## DATA ROWS
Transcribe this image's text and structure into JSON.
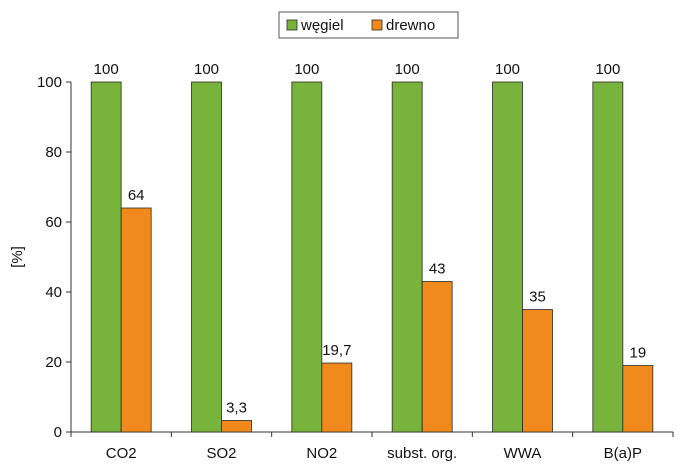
{
  "chart_data": {
    "type": "bar",
    "categories": [
      "CO2",
      "SO2",
      "NO2",
      "subst. org.",
      "WWA",
      "B(a)P"
    ],
    "series": [
      {
        "name": "węgiel",
        "color": "#78b33b",
        "values": [
          100,
          100,
          100,
          100,
          100,
          100
        ],
        "labels": [
          "100",
          "100",
          "100",
          "100",
          "100",
          "100"
        ]
      },
      {
        "name": "drewno",
        "color": "#f08a1c",
        "values": [
          64,
          3.3,
          19.7,
          43,
          35,
          19
        ],
        "labels": [
          "64",
          "3,3",
          "19,7",
          "43",
          "35",
          "19"
        ]
      }
    ],
    "ylabel": "[%]",
    "ylim": [
      0,
      100
    ],
    "yticks": [
      "0",
      "20",
      "40",
      "60",
      "80",
      "100"
    ],
    "legend_position": "top-center",
    "grid": false
  }
}
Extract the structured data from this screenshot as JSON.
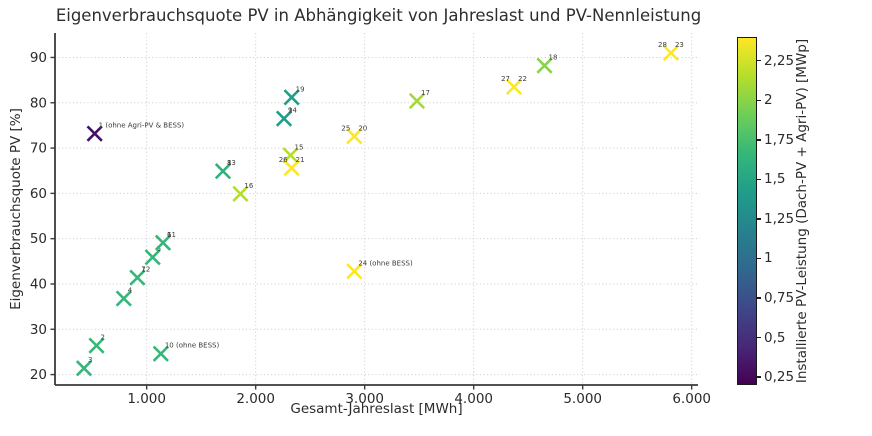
{
  "chart_data": {
    "type": "scatter",
    "title": "Eigenverbrauchsquote PV in Abhängigkeit von Jahreslast und PV-Nennleistung",
    "xlabel": "Gesamt-Jahreslast [MWh]",
    "ylabel": "Eigenverbrauchsquote PV [%]",
    "marker": "x",
    "grid": "dotted",
    "xlim": [
      159,
      6058
    ],
    "ylim": [
      17.7,
      95.4
    ],
    "x_ticks": [
      {
        "v": 1000,
        "label": "1.000"
      },
      {
        "v": 2000,
        "label": "2.000"
      },
      {
        "v": 3000,
        "label": "3.000"
      },
      {
        "v": 4000,
        "label": "4.000"
      },
      {
        "v": 5000,
        "label": "5.000"
      },
      {
        "v": 6000,
        "label": "6.000"
      }
    ],
    "y_ticks": [
      {
        "v": 20,
        "label": "20"
      },
      {
        "v": 30,
        "label": "30"
      },
      {
        "v": 40,
        "label": "40"
      },
      {
        "v": 50,
        "label": "50"
      },
      {
        "v": 60,
        "label": "60"
      },
      {
        "v": 70,
        "label": "70"
      },
      {
        "v": 80,
        "label": "80"
      },
      {
        "v": 90,
        "label": "90"
      }
    ],
    "points": [
      {
        "x": 523,
        "y": 73.2,
        "color": "#46106a",
        "labels": [
          {
            "text": "1 (ohne Agri-PV & BESS)",
            "side": "tr"
          }
        ]
      },
      {
        "x": 540,
        "y": 26.4,
        "color": "#35b779",
        "labels": [
          {
            "text": "2",
            "side": "tr"
          }
        ]
      },
      {
        "x": 425,
        "y": 21.4,
        "color": "#35b779",
        "labels": [
          {
            "text": "3",
            "side": "tr"
          }
        ]
      },
      {
        "x": 790,
        "y": 36.8,
        "color": "#35b779",
        "labels": [
          {
            "text": "4",
            "side": "tr"
          }
        ]
      },
      {
        "x": 1055,
        "y": 45.9,
        "color": "#35b779",
        "labels": [
          {
            "text": "5",
            "side": "tr"
          }
        ]
      },
      {
        "x": 1150,
        "y": 49.1,
        "color": "#35b779",
        "labels": [
          {
            "text": "6",
            "side": "tr"
          },
          {
            "text": "11",
            "side": "tr"
          }
        ]
      },
      {
        "x": 915,
        "y": 41.4,
        "color": "#35b779",
        "labels": [
          {
            "text": "7",
            "side": "tr"
          },
          {
            "text": "12",
            "side": "tr"
          }
        ]
      },
      {
        "x": 1700,
        "y": 64.9,
        "color": "#2eb37c",
        "labels": [
          {
            "text": "8",
            "side": "tr"
          },
          {
            "text": "13",
            "side": "tr"
          }
        ]
      },
      {
        "x": 2260,
        "y": 76.5,
        "color": "#1f9e89",
        "labels": [
          {
            "text": "9",
            "side": "tr"
          },
          {
            "text": "14",
            "side": "tr"
          }
        ]
      },
      {
        "x": 1130,
        "y": 24.6,
        "color": "#35b779",
        "labels": [
          {
            "text": "10 (ohne BESS)",
            "side": "tr"
          }
        ]
      },
      {
        "x": 2320,
        "y": 68.4,
        "color": "#b5de2b",
        "labels": [
          {
            "text": "15",
            "side": "tr"
          }
        ]
      },
      {
        "x": 1860,
        "y": 59.9,
        "color": "#b5de2b",
        "labels": [
          {
            "text": "16",
            "side": "tr"
          }
        ]
      },
      {
        "x": 3480,
        "y": 80.4,
        "color": "#a2da37",
        "labels": [
          {
            "text": "17",
            "side": "tr"
          }
        ]
      },
      {
        "x": 4650,
        "y": 88.2,
        "color": "#86d549",
        "labels": [
          {
            "text": "18",
            "side": "tr"
          }
        ]
      },
      {
        "x": 2330,
        "y": 81.2,
        "color": "#1f9e89",
        "labels": [
          {
            "text": "19",
            "side": "tr"
          }
        ]
      },
      {
        "x": 2905,
        "y": 72.6,
        "color": "#fde725",
        "labels": [
          {
            "text": "25",
            "side": "tl"
          },
          {
            "text": "20",
            "side": "tr"
          }
        ]
      },
      {
        "x": 2330,
        "y": 65.6,
        "color": "#fde725",
        "labels": [
          {
            "text": "26",
            "side": "tl"
          },
          {
            "text": "21",
            "side": "tr"
          }
        ]
      },
      {
        "x": 4370,
        "y": 83.5,
        "color": "#fde725",
        "labels": [
          {
            "text": "27",
            "side": "tl"
          },
          {
            "text": "22",
            "side": "tr"
          }
        ]
      },
      {
        "x": 5810,
        "y": 91.0,
        "color": "#fde725",
        "labels": [
          {
            "text": "28",
            "side": "tl"
          },
          {
            "text": "23",
            "side": "tr"
          }
        ]
      },
      {
        "x": 2905,
        "y": 42.8,
        "color": "#fde725",
        "labels": [
          {
            "text": "24 (ohne BESS)",
            "side": "tr"
          }
        ]
      }
    ],
    "colorbar": {
      "label": "Installierte PV-Leistung (Dach-PV + Agri-PV) [MWp]",
      "vmin": 0.2,
      "vmax": 2.4,
      "ticks": [
        {
          "v": 0.25,
          "label": "0,25"
        },
        {
          "v": 0.5,
          "label": "0,5"
        },
        {
          "v": 0.75,
          "label": "0,75"
        },
        {
          "v": 1,
          "label": "1"
        },
        {
          "v": 1.25,
          "label": "1,25"
        },
        {
          "v": 1.5,
          "label": "1,5"
        },
        {
          "v": 1.75,
          "label": "1,75"
        },
        {
          "v": 2,
          "label": "2"
        },
        {
          "v": 2.25,
          "label": "2,25"
        }
      ],
      "gradient": [
        "#440154",
        "#482878",
        "#3e4989",
        "#31688e",
        "#26828e",
        "#1f9e89",
        "#35b779",
        "#6ece58",
        "#b5de2b",
        "#fde725"
      ]
    }
  }
}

## YOUR GOAL
Count how many lines contain "JSON" and give only that count.

## TASK ANSWER
2